# SUPPLIED DATA start

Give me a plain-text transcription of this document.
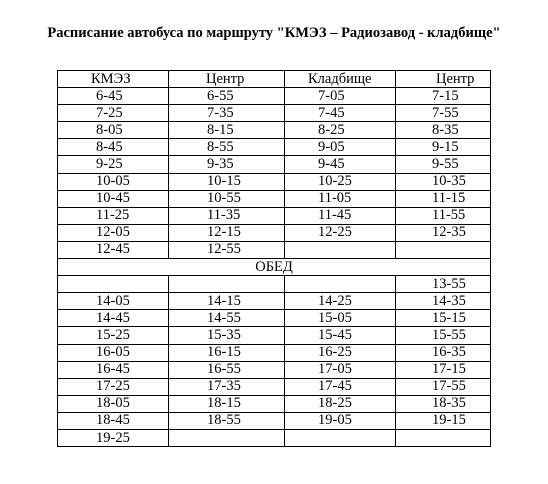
Расписание автобуса по маршруту "КМЭЗ – Радиозавод - кладбище"
КМЭЗ	Центр	Кладбище	Центр
6-45	6-55	7-05	7-15
7-25	7-35	7-45	7-55
8-05	8-15	8-25	8-35
8-45	8-55	9-05	9-15
9-25	9-35	9-45	9-55
10-05	10-15	10-25	10-35
10-45	10-55	11-05	11-15
11-25	11-35	11-45	11-55
12-05	12-15	12-25	12-35
12-45	12-55		
ОБЕД			
			13-55
14-05	14-15	14-25	14-35
14-45	14-55	15-05	15-15
15-25	15-35	15-45	15-55
16-05	16-15	16-25	16-35
16-45	16-55	17-05	17-15
17-25	17-35	17-45	17-55
18-05	18-15	18-25	18-35
18-45	18-55	19-05	19-15
19-25			
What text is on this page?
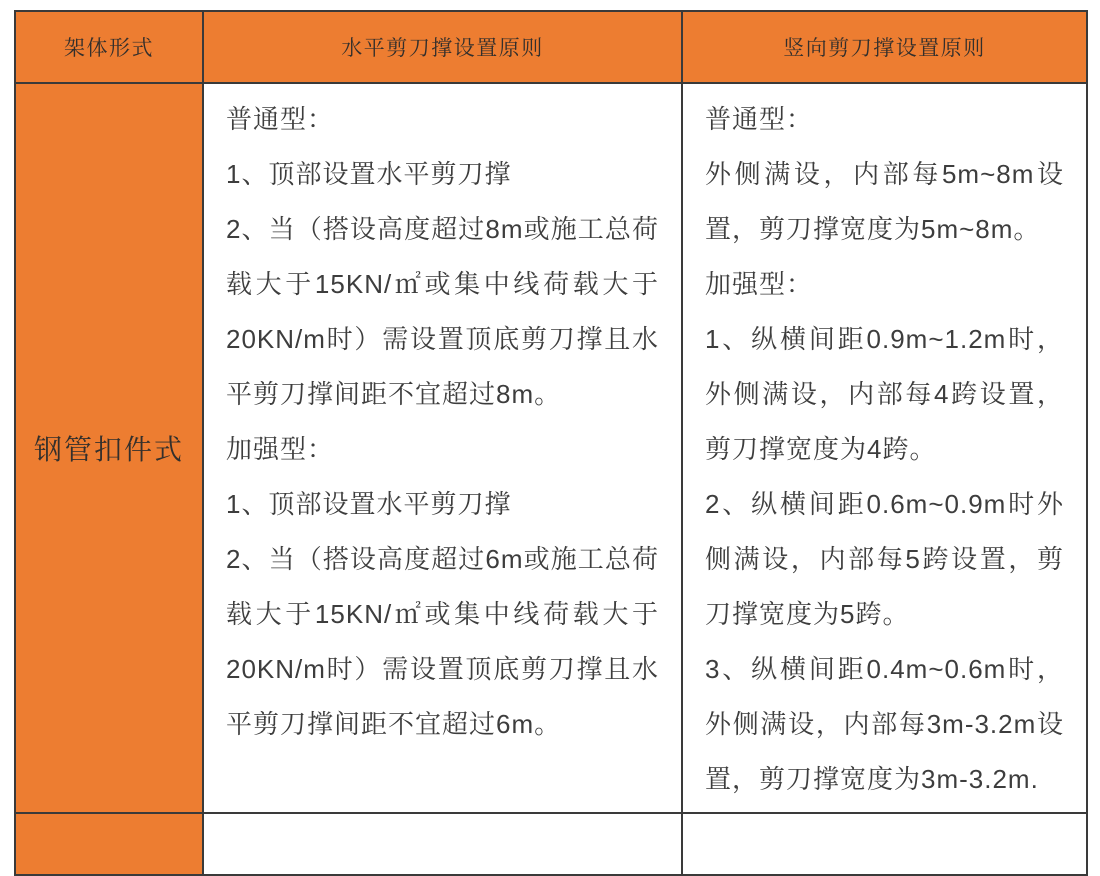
架体形式	水平剪刀撑设置原则	竖向剪刀撑设置原则
钢管扣件式
普通型：
1、顶部设置水平剪刀撑
2、当（搭设高度超过8m或施工总荷载大于15KN/㎡或集中线荷载大于20KN/m时）需设置顶底剪刀撑且水平剪刀撑间距不宜超过8m。
加强型：
1、顶部设置水平剪刀撑
2、当（搭设高度超过6m或施工总荷载大于15KN/㎡或集中线荷载大于20KN/m时）需设置顶底剪刀撑且水平剪刀撑间距不宜超过6m。
普通型：
外侧满设，内部每5m~8m设置，剪刀撑宽度为5m~8m。
加强型：
1、纵横间距0.9m~1.2m时，外侧满设，内部每4跨设置，剪刀撑宽度为4跨。
2、纵横间距0.6m~0.9m时外侧满设，内部每5跨设置，剪刀撑宽度为5跨。
3、纵横间距0.4m~0.6m时，外侧满设，内部每3m-3.2m设置，剪刀撑宽度为3m-3.2m.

# SUPPLIED DATA end

- [GIVEN EXERCISE]: Within the data above, pick out all lines holding the word "text".

- [OUTPUT OF THE EXERCISE]:
Give me a plain-text transcription of this document.
What text is on this page?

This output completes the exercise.